● Short task
Copy out every line of the data exactly.

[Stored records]
start
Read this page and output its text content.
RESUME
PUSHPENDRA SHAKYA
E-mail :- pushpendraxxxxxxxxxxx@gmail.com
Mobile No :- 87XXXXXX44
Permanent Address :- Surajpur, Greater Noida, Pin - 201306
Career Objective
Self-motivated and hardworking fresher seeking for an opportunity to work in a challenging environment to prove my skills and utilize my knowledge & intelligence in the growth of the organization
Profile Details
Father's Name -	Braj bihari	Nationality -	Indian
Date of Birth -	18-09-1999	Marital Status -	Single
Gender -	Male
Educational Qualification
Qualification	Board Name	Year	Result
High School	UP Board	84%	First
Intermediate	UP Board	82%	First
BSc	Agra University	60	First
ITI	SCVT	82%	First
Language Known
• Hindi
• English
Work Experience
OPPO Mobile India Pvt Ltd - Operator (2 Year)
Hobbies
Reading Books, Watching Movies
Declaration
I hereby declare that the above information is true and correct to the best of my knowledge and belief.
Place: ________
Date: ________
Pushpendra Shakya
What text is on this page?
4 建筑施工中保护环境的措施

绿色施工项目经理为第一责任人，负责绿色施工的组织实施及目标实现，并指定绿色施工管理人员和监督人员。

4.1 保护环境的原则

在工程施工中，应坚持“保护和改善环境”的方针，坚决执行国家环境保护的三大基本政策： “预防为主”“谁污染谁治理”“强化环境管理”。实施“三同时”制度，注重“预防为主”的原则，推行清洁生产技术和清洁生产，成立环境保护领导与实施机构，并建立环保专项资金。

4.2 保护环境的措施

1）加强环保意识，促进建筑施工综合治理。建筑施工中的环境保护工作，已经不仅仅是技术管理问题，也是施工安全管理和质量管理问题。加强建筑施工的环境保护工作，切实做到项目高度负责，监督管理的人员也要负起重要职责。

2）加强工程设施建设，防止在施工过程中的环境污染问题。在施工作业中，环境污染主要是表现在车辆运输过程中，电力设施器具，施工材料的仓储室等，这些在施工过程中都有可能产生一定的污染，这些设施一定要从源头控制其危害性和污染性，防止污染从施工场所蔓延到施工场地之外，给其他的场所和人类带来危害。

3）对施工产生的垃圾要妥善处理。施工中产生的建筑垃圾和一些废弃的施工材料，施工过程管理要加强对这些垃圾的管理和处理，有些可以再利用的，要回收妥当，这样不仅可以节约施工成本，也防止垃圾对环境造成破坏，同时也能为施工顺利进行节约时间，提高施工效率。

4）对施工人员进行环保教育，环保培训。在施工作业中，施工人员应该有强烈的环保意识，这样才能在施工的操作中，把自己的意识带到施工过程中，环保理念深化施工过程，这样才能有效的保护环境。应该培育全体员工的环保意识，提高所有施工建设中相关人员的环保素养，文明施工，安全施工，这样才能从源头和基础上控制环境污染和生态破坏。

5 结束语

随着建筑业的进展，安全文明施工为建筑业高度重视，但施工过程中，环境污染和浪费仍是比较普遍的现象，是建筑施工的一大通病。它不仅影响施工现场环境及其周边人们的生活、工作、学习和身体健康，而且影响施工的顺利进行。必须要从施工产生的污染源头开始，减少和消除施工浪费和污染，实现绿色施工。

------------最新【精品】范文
end
● The result
Read this page and output its text content.
RESUME
PUSHPENDRA SHAKYA
E-mail :- pushpendraxxxxxxxxxxx@gmail.com
Mobile No :- 87XXXXXX44
Permanent Address :- Surajpur, Greater Noida, Pin - 201306
Career Objective
Self-motivated and hardworking fresher seeking for an opportunity to work in a challenging environment to prove my skills and utilize my knowledge & intelligence in the growth of the organization
Profile Details
Father's Name -	Braj bihari	Nationality -	Indian
Date of Birth -	18-09-1999	Marital Status -	Single
Gender -	Male
Educational Qualification
Qualification	Board Name	Year	Result
High School	UP Board	84%	First
Intermediate	UP Board	82%	First
BSc	Agra University	60	First
ITI	SCVT	82%	First
Language Known
• Hindi
• English
Work Experience
OPPO Mobile India Pvt Ltd - Operator (2 Year)
Hobbies
Reading Books, Watching Movies
Declaration
I hereby declare that the above information is true and correct to the best of my knowledge and belief.
Place: ________
Date: ________
Pushpendra Shakya
What text is on this page?
4 建筑施工中保护环境的措施

绿色施工项目经理为第一责任人，负责绿色施工的组织实施及目标实现，并指定绿色施工管理人员和监督人员。

4.1 保护环境的原则

在工程施工中，应坚持“保护和改善环境”的方针，坚决执行国家环境保护的三大基本政策： “预防为主”“谁污染谁治理”“强化环境管理”。实施“三同时”制度，注重“预防为主”的原则，推行清洁生产技术和清洁生产，成立环境保护领导与实施机构，并建立环保专项资金。

4.2 保护环境的措施

1）加强环保意识，促进建筑施工综合治理。建筑施工中的环境保护工作，已经不仅仅是技术管理问题，也是施工安全管理和质量管理问题。加强建筑施工的环境保护工作，切实做到项目高度负责，监督管理的人员也要负起重要职责。

2）加强工程设施建设，防止在施工过程中的环境污染问题。在施工作业中，环境污染主要是表现在车辆运输过程中，电力设施器具，施工材料的仓储室等，这些在施工过程中都有可能产生一定的污染，这些设施一定要从源头控制其危害性和污染性，防止污染从施工场所蔓延到施工场地之外，给其他的场所和人类带来危害。

3）对施工产生的垃圾要妥善处理。施工中产生的建筑垃圾和一些废弃的施工材料，施工过程管理要加强对这些垃圾的管理和处理，有些可以再利用的，要回收妥当，这样不仅可以节约施工成本，也防止垃圾对环境造成破坏，同时也能为施工顺利进行节约时间，提高施工效率。

4）对施工人员进行环保教育，环保培训。在施工作业中，施工人员应该有强烈的环保意识，这样才能在施工的操作中，把自己的意识带到施工过程中，环保理念深化施工过程，这样才能有效的保护环境。应该培育全体员工的环保意识，提高所有施工建设中相关人员的环保素养，文明施工，安全施工，这样才能从源头和基础上控制环境污染和生态破坏。

5 结束语

随着建筑业的进展，安全文明施工为建筑业高度重视，但施工过程中，环境污染和浪费仍是比较普遍的现象，是建筑施工的一大通病。它不仅影响施工现场环境及其周边人们的生活、工作、学习和身体健康，而且影响施工的顺利进行。必须要从施工产生的污染源头开始，减少和消除施工浪费和污染，实现绿色施工。

------------最新【精品】范文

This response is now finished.